Select from the data all lines with the word "STREET".

= = = = =

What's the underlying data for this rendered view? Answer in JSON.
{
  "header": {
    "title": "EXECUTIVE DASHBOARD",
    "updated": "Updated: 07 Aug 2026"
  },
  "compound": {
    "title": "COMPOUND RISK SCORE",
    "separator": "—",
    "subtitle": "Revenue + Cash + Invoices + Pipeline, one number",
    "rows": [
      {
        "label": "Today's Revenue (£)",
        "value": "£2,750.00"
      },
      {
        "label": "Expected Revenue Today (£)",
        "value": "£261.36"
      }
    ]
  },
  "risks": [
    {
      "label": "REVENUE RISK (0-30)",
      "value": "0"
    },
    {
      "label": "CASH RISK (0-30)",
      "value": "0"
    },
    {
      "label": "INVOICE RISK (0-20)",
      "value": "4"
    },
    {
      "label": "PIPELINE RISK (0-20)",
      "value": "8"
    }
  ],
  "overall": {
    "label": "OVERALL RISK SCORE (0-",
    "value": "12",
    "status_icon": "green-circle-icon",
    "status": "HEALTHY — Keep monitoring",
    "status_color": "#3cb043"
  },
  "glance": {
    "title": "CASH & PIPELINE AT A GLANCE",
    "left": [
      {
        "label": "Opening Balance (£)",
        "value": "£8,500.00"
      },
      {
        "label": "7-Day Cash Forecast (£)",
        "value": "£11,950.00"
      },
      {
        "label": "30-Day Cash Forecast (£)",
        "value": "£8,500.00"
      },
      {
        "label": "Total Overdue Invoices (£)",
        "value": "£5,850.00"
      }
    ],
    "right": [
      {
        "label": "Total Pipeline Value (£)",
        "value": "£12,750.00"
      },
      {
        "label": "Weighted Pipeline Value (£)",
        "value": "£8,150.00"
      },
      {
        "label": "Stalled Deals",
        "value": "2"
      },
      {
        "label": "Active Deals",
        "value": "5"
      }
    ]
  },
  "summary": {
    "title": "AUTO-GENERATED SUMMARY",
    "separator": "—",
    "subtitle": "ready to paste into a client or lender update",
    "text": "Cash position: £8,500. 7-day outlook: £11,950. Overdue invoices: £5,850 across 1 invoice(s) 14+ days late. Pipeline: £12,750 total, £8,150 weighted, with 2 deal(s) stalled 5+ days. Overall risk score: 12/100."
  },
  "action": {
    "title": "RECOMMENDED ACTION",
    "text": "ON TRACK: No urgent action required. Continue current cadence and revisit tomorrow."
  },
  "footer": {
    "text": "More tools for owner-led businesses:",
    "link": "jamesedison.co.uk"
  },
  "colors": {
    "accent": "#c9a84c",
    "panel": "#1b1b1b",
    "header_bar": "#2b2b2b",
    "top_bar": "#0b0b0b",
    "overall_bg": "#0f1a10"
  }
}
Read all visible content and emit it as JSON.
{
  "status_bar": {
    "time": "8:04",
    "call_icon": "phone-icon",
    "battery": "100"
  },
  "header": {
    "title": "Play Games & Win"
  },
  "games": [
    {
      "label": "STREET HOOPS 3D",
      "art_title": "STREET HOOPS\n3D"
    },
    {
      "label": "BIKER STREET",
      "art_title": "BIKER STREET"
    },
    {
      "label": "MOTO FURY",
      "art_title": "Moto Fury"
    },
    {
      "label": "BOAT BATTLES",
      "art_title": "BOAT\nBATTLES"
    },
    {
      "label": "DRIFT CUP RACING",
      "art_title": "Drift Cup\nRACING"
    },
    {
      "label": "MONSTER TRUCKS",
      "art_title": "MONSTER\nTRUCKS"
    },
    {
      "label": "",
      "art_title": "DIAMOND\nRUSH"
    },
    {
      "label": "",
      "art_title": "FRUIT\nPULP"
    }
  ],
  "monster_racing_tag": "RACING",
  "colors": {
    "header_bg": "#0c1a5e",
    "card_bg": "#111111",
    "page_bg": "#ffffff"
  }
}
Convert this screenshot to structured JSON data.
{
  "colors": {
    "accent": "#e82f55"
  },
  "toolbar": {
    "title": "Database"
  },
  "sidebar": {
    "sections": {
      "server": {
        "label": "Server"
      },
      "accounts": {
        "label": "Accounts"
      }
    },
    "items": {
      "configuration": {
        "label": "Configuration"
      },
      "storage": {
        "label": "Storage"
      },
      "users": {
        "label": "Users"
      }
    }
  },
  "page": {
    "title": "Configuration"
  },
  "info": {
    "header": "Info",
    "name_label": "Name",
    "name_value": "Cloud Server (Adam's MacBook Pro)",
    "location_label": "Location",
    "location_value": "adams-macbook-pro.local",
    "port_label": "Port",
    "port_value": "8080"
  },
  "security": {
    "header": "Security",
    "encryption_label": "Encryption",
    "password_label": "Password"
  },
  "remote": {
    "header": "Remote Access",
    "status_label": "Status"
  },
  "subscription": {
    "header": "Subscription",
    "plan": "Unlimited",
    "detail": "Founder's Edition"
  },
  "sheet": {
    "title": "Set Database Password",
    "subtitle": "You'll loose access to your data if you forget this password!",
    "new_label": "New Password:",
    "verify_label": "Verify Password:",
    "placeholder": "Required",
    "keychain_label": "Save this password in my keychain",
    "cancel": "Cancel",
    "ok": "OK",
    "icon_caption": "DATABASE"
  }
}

= = = = =

* **SOLVED PROBLEM**:
      "label": "STREET HOOPS 3D",
      "art_title": "STREET HOOPS\n3D"
      "label": "BIKER STREET",
      "art_title": "BIKER STREET"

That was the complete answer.